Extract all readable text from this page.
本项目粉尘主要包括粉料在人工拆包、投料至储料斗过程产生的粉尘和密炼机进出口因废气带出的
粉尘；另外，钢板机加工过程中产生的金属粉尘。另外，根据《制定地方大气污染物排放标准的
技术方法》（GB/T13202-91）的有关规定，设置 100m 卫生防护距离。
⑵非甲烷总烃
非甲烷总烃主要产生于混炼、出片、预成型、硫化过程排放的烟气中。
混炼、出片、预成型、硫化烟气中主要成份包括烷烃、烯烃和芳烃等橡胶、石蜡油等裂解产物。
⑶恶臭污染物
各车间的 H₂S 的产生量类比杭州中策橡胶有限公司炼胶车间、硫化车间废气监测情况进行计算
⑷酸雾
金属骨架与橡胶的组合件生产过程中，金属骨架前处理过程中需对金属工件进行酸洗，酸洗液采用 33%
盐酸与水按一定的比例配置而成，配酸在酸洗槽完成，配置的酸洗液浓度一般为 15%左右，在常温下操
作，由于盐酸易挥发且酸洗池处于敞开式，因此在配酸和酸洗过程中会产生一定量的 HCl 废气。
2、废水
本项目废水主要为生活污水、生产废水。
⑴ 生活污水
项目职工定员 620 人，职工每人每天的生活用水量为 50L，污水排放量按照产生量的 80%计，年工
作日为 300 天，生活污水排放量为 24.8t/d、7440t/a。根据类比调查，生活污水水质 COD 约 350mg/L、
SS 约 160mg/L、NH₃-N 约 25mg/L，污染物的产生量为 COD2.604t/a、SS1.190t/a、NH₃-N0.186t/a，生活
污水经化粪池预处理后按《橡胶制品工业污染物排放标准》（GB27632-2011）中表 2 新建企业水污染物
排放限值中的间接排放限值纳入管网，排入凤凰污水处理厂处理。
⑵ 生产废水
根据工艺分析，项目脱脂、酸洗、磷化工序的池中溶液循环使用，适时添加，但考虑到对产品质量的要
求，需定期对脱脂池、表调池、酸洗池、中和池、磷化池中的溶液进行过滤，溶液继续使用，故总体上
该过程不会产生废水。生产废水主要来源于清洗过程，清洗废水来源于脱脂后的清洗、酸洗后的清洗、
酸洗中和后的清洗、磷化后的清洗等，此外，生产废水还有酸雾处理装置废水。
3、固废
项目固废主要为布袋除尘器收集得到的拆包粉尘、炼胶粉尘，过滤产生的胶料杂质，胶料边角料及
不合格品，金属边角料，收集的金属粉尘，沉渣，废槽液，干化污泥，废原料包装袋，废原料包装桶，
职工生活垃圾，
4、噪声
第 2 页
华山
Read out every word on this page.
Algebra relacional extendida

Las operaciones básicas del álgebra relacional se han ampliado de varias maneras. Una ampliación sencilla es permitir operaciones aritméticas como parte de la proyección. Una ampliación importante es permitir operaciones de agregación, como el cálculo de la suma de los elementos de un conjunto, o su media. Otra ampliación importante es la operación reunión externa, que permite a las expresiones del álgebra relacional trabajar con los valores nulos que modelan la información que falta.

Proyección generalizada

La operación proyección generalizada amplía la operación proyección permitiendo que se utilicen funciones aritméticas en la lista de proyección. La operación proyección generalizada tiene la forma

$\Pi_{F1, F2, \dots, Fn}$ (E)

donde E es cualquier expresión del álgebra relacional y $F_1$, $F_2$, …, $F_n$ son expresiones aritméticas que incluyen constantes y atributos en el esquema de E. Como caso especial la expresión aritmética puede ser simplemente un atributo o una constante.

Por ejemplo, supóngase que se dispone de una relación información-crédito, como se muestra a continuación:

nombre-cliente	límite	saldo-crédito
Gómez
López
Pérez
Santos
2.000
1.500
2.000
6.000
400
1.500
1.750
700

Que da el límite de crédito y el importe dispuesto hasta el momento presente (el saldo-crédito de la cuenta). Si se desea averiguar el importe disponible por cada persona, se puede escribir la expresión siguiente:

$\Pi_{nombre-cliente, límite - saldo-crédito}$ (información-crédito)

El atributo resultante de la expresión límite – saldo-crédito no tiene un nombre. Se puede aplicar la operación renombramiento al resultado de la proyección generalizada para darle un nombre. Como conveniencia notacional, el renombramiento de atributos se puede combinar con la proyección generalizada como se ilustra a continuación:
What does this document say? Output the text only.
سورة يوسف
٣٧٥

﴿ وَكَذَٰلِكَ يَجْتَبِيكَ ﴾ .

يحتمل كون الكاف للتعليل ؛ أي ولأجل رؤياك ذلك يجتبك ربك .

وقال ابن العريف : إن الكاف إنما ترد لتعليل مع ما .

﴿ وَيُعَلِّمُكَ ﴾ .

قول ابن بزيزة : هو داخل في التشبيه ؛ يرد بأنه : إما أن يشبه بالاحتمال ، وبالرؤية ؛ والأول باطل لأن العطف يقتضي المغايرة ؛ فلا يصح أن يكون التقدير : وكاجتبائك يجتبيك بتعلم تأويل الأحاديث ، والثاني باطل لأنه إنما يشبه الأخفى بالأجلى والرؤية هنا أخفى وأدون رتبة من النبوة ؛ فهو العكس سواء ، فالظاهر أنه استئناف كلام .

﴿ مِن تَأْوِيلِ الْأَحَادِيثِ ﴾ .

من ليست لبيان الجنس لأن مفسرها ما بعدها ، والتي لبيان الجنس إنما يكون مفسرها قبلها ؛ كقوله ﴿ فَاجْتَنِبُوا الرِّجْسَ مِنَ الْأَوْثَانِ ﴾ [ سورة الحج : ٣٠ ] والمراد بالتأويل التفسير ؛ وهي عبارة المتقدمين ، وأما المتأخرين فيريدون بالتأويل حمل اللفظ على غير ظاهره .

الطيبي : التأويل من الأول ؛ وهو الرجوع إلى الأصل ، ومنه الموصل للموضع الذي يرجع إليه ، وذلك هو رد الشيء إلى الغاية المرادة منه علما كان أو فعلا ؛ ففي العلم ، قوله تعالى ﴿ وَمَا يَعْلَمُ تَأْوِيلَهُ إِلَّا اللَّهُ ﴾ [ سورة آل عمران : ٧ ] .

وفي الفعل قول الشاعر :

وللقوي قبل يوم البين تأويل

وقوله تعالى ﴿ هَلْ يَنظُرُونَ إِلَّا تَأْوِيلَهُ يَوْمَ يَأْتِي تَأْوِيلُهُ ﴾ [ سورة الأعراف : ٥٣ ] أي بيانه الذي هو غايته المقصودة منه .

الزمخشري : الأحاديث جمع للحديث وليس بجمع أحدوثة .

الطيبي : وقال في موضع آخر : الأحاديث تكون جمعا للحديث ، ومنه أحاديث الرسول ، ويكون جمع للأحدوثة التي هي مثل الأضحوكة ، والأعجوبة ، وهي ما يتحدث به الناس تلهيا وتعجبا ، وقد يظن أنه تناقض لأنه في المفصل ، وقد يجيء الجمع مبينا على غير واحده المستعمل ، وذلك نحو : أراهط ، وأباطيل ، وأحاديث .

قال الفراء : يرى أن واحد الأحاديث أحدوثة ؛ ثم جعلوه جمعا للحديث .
....
▸ TASK TO CARRY OUT
Search the listing for the word "سورة". Copy every line in which it occurs.

▸ FINAL RESULT
سورة يوسف
من ليست لبيان الجنس لأن مفسرها ما بعدها ، والتي لبيان الجنس إنما يكون مفسرها قبلها ؛ كقوله ﴿ فَاجْتَنِبُوا الرِّجْسَ مِنَ الْأَوْثَانِ ﴾ [ سورة الحج : ٣٠ ] والمراد بالتأويل التفسير ؛ وهي عبارة المتقدمين ، وأما المتأخرين فيريدون بالتأويل حمل اللفظ على غير ظاهره .
الطيبي : التأويل من الأول ؛ وهو الرجوع إلى الأصل ، ومنه الموصل للموضع الذي يرجع إليه ، وذلك هو رد الشيء إلى الغاية المرادة منه علما كان أو فعلا ؛ ففي العلم ، قوله تعالى ﴿ وَمَا يَعْلَمُ تَأْوِيلَهُ إِلَّا اللَّهُ ﴾ [ سورة آل عمران : ٧ ] .
وقوله تعالى ﴿ هَلْ يَنظُرُونَ إِلَّا تَأْوِيلَهُ يَوْمَ يَأْتِي تَأْوِيلُهُ ﴾ [ سورة الأعراف : ٥٣ ] أي بيانه الذي هو غايته المقصودة منه .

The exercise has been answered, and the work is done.